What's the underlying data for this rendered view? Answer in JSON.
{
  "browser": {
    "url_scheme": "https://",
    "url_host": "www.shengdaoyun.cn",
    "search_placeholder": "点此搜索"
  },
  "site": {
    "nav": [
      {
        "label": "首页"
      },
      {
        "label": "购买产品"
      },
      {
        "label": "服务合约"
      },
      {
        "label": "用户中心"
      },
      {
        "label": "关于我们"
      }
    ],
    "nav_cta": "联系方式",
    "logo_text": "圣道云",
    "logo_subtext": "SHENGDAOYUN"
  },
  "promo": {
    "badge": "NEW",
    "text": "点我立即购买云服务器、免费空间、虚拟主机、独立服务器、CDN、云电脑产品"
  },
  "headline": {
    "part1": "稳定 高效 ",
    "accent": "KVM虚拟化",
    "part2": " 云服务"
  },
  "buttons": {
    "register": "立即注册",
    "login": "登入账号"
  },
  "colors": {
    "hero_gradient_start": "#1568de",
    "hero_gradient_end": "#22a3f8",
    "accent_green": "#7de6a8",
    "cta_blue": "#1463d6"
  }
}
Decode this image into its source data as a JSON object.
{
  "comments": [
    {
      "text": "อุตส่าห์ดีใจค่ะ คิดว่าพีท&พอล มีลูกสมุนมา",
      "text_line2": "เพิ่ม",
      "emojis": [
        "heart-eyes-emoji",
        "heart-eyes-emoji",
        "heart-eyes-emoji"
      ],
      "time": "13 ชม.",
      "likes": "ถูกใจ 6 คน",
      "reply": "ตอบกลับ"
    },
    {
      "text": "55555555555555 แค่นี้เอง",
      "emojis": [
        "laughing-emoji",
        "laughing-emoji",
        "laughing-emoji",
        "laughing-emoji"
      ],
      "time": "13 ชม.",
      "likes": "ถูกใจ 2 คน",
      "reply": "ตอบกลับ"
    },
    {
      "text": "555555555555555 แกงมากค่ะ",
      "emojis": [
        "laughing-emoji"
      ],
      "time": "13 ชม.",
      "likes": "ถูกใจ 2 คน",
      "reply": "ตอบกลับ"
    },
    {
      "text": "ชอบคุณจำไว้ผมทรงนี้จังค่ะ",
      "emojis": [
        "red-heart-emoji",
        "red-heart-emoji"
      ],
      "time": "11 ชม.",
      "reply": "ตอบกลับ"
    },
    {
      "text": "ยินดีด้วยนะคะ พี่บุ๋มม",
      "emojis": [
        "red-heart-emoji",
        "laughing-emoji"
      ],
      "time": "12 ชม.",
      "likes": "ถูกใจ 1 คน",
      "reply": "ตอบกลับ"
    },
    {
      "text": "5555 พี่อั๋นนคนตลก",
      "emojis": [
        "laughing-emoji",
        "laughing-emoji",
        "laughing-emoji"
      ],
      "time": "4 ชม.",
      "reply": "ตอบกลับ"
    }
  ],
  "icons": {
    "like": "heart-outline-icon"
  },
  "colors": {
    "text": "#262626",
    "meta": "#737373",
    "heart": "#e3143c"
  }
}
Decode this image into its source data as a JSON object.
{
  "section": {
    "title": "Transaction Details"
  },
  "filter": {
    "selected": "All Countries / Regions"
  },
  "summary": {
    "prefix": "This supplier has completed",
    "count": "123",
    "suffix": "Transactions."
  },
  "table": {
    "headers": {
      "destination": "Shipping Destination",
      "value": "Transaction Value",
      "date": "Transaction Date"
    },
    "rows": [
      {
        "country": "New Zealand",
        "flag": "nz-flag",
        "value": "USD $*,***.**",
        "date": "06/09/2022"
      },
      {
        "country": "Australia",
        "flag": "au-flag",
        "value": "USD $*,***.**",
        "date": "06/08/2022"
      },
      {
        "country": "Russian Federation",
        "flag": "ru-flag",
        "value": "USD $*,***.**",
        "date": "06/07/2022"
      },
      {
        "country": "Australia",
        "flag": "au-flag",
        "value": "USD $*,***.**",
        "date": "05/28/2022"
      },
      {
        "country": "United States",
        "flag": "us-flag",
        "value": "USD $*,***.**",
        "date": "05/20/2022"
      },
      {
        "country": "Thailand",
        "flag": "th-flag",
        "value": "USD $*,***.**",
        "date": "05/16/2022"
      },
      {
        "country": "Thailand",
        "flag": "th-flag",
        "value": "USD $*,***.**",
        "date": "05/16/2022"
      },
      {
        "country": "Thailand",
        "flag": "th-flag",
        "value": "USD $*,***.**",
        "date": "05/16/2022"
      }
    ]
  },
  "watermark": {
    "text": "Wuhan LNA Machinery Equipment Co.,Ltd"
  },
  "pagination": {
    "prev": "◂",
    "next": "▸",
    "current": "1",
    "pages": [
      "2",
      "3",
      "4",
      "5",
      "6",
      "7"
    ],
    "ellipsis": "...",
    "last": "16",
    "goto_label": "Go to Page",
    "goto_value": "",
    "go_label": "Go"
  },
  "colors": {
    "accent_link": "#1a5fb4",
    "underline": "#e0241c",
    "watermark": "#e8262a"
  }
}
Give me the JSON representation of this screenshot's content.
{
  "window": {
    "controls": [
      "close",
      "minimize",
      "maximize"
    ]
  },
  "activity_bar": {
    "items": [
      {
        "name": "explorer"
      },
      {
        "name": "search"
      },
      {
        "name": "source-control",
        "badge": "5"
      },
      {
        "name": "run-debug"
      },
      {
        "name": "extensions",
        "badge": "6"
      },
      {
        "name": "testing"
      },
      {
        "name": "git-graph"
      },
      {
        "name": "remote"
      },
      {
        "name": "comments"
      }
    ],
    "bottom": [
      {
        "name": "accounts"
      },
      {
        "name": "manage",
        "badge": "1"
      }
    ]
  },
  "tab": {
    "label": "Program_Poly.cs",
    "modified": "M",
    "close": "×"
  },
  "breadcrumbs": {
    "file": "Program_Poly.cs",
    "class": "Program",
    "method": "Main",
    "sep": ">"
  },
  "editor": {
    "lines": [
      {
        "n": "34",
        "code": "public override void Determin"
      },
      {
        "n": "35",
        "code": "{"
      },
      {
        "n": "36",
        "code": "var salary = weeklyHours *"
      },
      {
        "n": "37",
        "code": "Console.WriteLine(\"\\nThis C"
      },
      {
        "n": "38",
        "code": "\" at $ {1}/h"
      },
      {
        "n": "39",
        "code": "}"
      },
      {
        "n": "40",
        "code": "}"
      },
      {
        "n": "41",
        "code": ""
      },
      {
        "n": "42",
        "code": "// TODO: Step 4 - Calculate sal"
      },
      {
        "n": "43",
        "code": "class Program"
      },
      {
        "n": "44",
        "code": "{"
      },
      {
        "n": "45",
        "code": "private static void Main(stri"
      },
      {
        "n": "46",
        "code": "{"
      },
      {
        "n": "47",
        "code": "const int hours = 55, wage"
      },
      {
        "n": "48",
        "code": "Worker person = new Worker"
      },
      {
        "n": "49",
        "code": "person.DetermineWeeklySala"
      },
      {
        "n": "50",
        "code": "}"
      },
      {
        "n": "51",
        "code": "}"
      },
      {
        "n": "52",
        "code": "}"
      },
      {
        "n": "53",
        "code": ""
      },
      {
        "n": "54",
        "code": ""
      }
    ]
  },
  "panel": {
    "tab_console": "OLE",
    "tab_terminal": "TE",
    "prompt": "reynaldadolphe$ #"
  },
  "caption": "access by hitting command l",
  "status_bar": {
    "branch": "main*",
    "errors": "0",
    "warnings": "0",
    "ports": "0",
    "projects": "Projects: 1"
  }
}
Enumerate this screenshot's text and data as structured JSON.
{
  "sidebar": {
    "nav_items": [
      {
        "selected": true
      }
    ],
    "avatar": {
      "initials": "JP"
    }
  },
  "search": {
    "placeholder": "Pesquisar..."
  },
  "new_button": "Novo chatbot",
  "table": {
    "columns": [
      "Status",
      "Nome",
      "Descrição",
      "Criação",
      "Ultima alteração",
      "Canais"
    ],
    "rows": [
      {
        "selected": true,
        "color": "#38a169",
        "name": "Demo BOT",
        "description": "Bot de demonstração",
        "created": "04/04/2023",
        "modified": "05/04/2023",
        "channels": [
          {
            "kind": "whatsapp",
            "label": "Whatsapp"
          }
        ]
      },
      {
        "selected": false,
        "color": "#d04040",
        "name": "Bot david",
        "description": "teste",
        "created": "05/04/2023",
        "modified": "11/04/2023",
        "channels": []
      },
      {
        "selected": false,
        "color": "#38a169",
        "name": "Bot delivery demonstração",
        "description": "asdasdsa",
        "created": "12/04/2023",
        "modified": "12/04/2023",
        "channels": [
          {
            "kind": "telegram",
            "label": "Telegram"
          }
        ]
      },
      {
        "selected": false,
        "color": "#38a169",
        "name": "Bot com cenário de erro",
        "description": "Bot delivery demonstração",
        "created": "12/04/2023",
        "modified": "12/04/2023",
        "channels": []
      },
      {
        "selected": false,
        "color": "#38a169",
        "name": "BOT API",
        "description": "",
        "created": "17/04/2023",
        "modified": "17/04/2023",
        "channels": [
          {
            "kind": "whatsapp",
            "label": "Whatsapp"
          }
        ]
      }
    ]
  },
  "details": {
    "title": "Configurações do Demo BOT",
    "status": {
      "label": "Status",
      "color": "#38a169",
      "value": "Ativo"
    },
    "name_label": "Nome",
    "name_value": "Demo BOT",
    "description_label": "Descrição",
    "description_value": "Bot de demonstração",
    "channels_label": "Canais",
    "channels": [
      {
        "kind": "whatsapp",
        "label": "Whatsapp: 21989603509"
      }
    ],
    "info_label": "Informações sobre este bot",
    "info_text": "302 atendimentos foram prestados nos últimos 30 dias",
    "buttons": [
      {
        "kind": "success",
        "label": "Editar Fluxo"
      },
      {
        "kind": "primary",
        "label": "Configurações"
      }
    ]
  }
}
----------------
Given problem => Copy out each line of the data where the string "void" appears.

Written answer =>
        "code": "public override void Determin"
        "code": "private static void Main(stri"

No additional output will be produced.